- AIM OF THE EXERCISE:
Reproduce the listing with every occurrence of "chat-username" renamed to "chat-handle", leaving all other text unchanged.

[A run of records]

════════════════════

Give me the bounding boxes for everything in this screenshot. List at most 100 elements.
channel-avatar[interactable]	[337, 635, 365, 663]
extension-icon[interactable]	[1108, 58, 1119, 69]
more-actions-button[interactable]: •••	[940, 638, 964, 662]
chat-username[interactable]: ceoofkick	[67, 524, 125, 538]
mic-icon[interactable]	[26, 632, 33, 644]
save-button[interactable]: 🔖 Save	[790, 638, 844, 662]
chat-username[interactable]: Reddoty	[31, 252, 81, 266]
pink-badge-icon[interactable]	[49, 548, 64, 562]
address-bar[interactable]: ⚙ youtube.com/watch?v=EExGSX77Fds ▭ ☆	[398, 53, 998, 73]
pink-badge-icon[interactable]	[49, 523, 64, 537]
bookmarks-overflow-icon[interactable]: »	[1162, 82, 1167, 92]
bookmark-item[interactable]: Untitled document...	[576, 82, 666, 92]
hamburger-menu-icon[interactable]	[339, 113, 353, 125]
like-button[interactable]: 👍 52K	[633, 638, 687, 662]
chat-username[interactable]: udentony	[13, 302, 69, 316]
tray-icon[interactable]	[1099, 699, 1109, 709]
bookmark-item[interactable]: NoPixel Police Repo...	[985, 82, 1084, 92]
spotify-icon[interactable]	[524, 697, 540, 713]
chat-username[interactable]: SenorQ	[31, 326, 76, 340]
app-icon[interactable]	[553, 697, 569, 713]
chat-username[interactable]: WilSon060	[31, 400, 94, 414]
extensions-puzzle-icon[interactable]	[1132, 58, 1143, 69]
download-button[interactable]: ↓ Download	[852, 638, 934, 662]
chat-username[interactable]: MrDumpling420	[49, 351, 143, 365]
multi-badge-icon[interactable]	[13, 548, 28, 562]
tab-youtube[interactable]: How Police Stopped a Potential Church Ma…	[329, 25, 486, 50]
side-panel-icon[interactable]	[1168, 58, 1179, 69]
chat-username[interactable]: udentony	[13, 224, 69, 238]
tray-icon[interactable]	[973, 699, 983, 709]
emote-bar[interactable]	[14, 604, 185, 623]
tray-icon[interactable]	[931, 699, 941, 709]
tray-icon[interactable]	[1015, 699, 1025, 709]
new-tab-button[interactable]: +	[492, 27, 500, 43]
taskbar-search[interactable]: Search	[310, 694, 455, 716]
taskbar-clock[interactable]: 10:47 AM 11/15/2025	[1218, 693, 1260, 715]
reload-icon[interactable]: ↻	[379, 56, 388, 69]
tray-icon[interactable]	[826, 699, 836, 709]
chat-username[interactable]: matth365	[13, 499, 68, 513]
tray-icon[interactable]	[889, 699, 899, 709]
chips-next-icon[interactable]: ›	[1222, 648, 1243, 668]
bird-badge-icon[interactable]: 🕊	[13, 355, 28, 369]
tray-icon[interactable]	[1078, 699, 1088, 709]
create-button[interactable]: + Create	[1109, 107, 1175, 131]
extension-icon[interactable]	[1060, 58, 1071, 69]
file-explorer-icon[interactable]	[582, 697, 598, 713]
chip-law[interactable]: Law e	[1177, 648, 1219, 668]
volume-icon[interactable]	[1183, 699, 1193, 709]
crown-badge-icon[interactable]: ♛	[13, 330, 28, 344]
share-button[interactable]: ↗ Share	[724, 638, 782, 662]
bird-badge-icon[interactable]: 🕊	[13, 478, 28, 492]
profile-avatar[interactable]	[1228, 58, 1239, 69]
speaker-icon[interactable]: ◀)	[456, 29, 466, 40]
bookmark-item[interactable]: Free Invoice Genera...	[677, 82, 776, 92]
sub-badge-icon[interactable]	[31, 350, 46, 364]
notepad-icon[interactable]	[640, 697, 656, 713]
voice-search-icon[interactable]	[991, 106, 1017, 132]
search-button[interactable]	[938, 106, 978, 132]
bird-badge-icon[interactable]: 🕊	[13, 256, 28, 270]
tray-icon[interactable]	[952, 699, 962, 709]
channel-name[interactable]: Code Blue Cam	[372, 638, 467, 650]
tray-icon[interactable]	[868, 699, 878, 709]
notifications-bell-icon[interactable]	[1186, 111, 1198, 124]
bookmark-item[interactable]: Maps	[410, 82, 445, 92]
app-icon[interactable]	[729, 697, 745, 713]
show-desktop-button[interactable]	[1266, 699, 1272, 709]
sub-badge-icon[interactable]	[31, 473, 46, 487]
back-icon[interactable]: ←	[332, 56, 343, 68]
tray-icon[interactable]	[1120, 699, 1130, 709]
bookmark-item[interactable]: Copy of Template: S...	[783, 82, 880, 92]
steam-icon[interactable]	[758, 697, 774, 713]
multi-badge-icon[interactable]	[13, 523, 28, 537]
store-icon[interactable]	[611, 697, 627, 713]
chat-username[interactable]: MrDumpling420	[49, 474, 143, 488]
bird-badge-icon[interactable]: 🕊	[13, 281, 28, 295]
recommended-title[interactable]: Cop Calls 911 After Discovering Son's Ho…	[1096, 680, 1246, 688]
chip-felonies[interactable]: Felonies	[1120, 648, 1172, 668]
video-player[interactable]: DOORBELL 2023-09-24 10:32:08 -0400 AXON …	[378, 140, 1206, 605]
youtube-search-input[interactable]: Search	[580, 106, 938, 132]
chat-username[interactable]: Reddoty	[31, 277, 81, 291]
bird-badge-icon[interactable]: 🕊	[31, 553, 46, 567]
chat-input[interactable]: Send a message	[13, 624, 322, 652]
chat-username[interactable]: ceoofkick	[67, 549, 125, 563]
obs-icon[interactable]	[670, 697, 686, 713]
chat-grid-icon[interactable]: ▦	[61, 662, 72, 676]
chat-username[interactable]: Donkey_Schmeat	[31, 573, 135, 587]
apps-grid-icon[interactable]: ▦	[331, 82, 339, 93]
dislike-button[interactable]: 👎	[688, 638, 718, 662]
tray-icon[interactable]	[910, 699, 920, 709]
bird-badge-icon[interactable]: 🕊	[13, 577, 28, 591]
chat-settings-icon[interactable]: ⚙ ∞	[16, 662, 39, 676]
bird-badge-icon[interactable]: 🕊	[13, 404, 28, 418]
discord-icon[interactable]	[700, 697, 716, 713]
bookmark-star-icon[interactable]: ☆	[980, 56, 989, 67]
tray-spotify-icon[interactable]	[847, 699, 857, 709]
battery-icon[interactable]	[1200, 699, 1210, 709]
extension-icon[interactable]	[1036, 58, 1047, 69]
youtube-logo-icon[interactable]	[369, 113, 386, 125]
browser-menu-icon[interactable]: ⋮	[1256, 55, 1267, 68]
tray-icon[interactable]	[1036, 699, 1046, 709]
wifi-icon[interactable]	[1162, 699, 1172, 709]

════════════════════

- WRITTEN ANSWER:
Give me the bounding boxes for everything in this screenshot. List at most 100 elements.
channel-avatar[interactable]	[337, 635, 365, 663]
extension-icon[interactable]	[1108, 58, 1119, 69]
more-actions-button[interactable]: •••	[940, 638, 964, 662]
chat-handle[interactable]: ceoofkick	[67, 524, 125, 538]
mic-icon[interactable]	[26, 632, 33, 644]
save-button[interactable]: 🔖 Save	[790, 638, 844, 662]
chat-handle[interactable]: Reddoty	[31, 252, 81, 266]
pink-badge-icon[interactable]	[49, 548, 64, 562]
address-bar[interactable]: ⚙ youtube.com/watch?v=EExGSX77Fds ▭ ☆	[398, 53, 998, 73]
pink-badge-icon[interactable]	[49, 523, 64, 537]
bookmarks-overflow-icon[interactable]: »	[1162, 82, 1167, 92]
bookmark-item[interactable]: Untitled document...	[576, 82, 666, 92]
hamburger-menu-icon[interactable]	[339, 113, 353, 125]
like-button[interactable]: 👍 52K	[633, 638, 687, 662]
chat-handle[interactable]: udentony	[13, 302, 69, 316]
tray-icon[interactable]	[1099, 699, 1109, 709]
bookmark-item[interactable]: NoPixel Police Repo...	[985, 82, 1084, 92]
spotify-icon[interactable]	[524, 697, 540, 713]
chat-handle[interactable]: SenorQ	[31, 326, 76, 340]
app-icon[interactable]	[553, 697, 569, 713]
chat-handle[interactable]: WilSon060	[31, 400, 94, 414]
extensions-puzzle-icon[interactable]	[1132, 58, 1143, 69]
download-button[interactable]: ↓ Download	[852, 638, 934, 662]
chat-handle[interactable]: MrDumpling420	[49, 351, 143, 365]
multi-badge-icon[interactable]	[13, 548, 28, 562]
tab-youtube[interactable]: How Police Stopped a Potential Church Ma…	[329, 25, 486, 50]
side-panel-icon[interactable]	[1168, 58, 1179, 69]
chat-handle[interactable]: udentony	[13, 224, 69, 238]
tray-icon[interactable]	[973, 699, 983, 709]
emote-bar[interactable]	[14, 604, 185, 623]
tray-icon[interactable]	[931, 699, 941, 709]
tray-icon[interactable]	[1015, 699, 1025, 709]
new-tab-button[interactable]: +	[492, 27, 500, 43]
taskbar-search[interactable]: Search	[310, 694, 455, 716]
taskbar-clock[interactable]: 10:47 AM 11/15/2025	[1218, 693, 1260, 715]
reload-icon[interactable]: ↻	[379, 56, 388, 69]
tray-icon[interactable]	[826, 699, 836, 709]
chat-handle[interactable]: matth365	[13, 499, 68, 513]
tray-icon[interactable]	[889, 699, 899, 709]
chips-next-icon[interactable]: ›	[1222, 648, 1243, 668]
bird-badge-icon[interactable]: 🕊	[13, 355, 28, 369]
tray-icon[interactable]	[1078, 699, 1088, 709]
create-button[interactable]: + Create	[1109, 107, 1175, 131]
extension-icon[interactable]	[1060, 58, 1071, 69]
file-explorer-icon[interactable]	[582, 697, 598, 713]
chip-law[interactable]: Law e	[1177, 648, 1219, 668]
volume-icon[interactable]	[1183, 699, 1193, 709]
crown-badge-icon[interactable]: ♛	[13, 330, 28, 344]
share-button[interactable]: ↗ Share	[724, 638, 782, 662]
bird-badge-icon[interactable]: 🕊	[13, 478, 28, 492]
profile-avatar[interactable]	[1228, 58, 1239, 69]
speaker-icon[interactable]: ◀)	[456, 29, 466, 40]
bookmark-item[interactable]: Free Invoice Genera...	[677, 82, 776, 92]
sub-badge-icon[interactable]	[31, 350, 46, 364]
notepad-icon[interactable]	[640, 697, 656, 713]
voice-search-icon[interactable]	[991, 106, 1017, 132]
search-button[interactable]	[938, 106, 978, 132]
bird-badge-icon[interactable]: 🕊	[13, 256, 28, 270]
tray-icon[interactable]	[952, 699, 962, 709]
channel-name[interactable]: Code Blue Cam	[372, 638, 467, 650]
tray-icon[interactable]	[868, 699, 878, 709]
notifications-bell-icon[interactable]	[1186, 111, 1198, 124]
bookmark-item[interactable]: Maps	[410, 82, 445, 92]
app-icon[interactable]	[729, 697, 745, 713]
show-desktop-button[interactable]	[1266, 699, 1272, 709]
sub-badge-icon[interactable]	[31, 473, 46, 487]
back-icon[interactable]: ←	[332, 56, 343, 68]
tray-icon[interactable]	[1120, 699, 1130, 709]
bookmark-item[interactable]: Copy of Template: S...	[783, 82, 880, 92]
steam-icon[interactable]	[758, 697, 774, 713]
multi-badge-icon[interactable]	[13, 523, 28, 537]
store-icon[interactable]	[611, 697, 627, 713]
chat-handle[interactable]: MrDumpling420	[49, 474, 143, 488]
bird-badge-icon[interactable]: 🕊	[13, 281, 28, 295]
recommended-title[interactable]: Cop Calls 911 After Discovering Son's Ho…	[1096, 680, 1246, 688]
chip-felonies[interactable]: Felonies	[1120, 648, 1172, 668]
video-player[interactable]: DOORBELL 2023-09-24 10:32:08 -0400 AXON …	[378, 140, 1206, 605]
youtube-search-input[interactable]: Search	[580, 106, 938, 132]
chat-handle[interactable]: Reddoty	[31, 277, 81, 291]
bird-badge-icon[interactable]: 🕊	[31, 553, 46, 567]
chat-input[interactable]: Send a message	[13, 624, 322, 652]
chat-handle[interactable]: ceoofkick	[67, 549, 125, 563]
obs-icon[interactable]	[670, 697, 686, 713]
chat-grid-icon[interactable]: ▦	[61, 662, 72, 676]
chat-handle[interactable]: Donkey_Schmeat	[31, 573, 135, 587]
apps-grid-icon[interactable]: ▦	[331, 82, 339, 93]
dislike-button[interactable]: 👎	[688, 638, 718, 662]
tray-icon[interactable]	[910, 699, 920, 709]
bird-badge-icon[interactable]: 🕊	[13, 577, 28, 591]
chat-settings-icon[interactable]: ⚙ ∞	[16, 662, 39, 676]
bird-badge-icon[interactable]: 🕊	[13, 404, 28, 418]
discord-icon[interactable]	[700, 697, 716, 713]
bookmark-star-icon[interactable]: ☆	[980, 56, 989, 67]
tray-spotify-icon[interactable]	[847, 699, 857, 709]
battery-icon[interactable]	[1200, 699, 1210, 709]
extension-icon[interactable]	[1036, 58, 1047, 69]
youtube-logo-icon[interactable]	[369, 113, 386, 125]
browser-menu-icon[interactable]: ⋮	[1256, 55, 1267, 68]
tray-icon[interactable]	[1036, 699, 1046, 709]
wifi-icon[interactable]	[1162, 699, 1172, 709]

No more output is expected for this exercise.